Extracted records |

◇ ◇ ◇

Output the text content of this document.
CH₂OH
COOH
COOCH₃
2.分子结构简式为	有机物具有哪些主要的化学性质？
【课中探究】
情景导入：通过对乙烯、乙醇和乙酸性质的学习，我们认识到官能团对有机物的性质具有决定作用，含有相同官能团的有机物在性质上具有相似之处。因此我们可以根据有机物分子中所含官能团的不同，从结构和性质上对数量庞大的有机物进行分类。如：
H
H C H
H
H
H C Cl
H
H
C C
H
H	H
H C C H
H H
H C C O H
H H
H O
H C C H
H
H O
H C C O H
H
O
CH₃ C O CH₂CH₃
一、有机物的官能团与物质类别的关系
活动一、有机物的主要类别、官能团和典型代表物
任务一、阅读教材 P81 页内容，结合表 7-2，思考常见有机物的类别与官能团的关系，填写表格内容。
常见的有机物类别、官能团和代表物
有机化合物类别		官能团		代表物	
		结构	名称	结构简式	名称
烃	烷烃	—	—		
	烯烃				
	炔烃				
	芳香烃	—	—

◇ ◇ ◇

PROBLEM | Copy out all of the records above with nothing altered.

SOLUTION TO THIS PROBLEM |
Output the text content of this document.
CH₂OH
COOH
COOCH₃
2.分子结构简式为	有机物具有哪些主要的化学性质？
【课中探究】
情景导入：通过对乙烯、乙醇和乙酸性质的学习，我们认识到官能团对有机物的性质具有决定作用，含有相同官能团的有机物在性质上具有相似之处。因此我们可以根据有机物分子中所含官能团的不同，从结构和性质上对数量庞大的有机物进行分类。如：
H
H C H
H
H
H C Cl
H
H
C C
H
H	H
H C C H
H H
H C C O H
H H
H O
H C C H
H
H O
H C C O H
H
O
CH₃ C O CH₂CH₃
一、有机物的官能团与物质类别的关系
活动一、有机物的主要类别、官能团和典型代表物
任务一、阅读教材 P81 页内容，结合表 7-2，思考常见有机物的类别与官能团的关系，填写表格内容。
常见的有机物类别、官能团和代表物
有机化合物类别		官能团		代表物	
		结构	名称	结构简式	名称
烃	烷烃	—	—		
	烯烃				
	炔烃				
	芳香烃	—	—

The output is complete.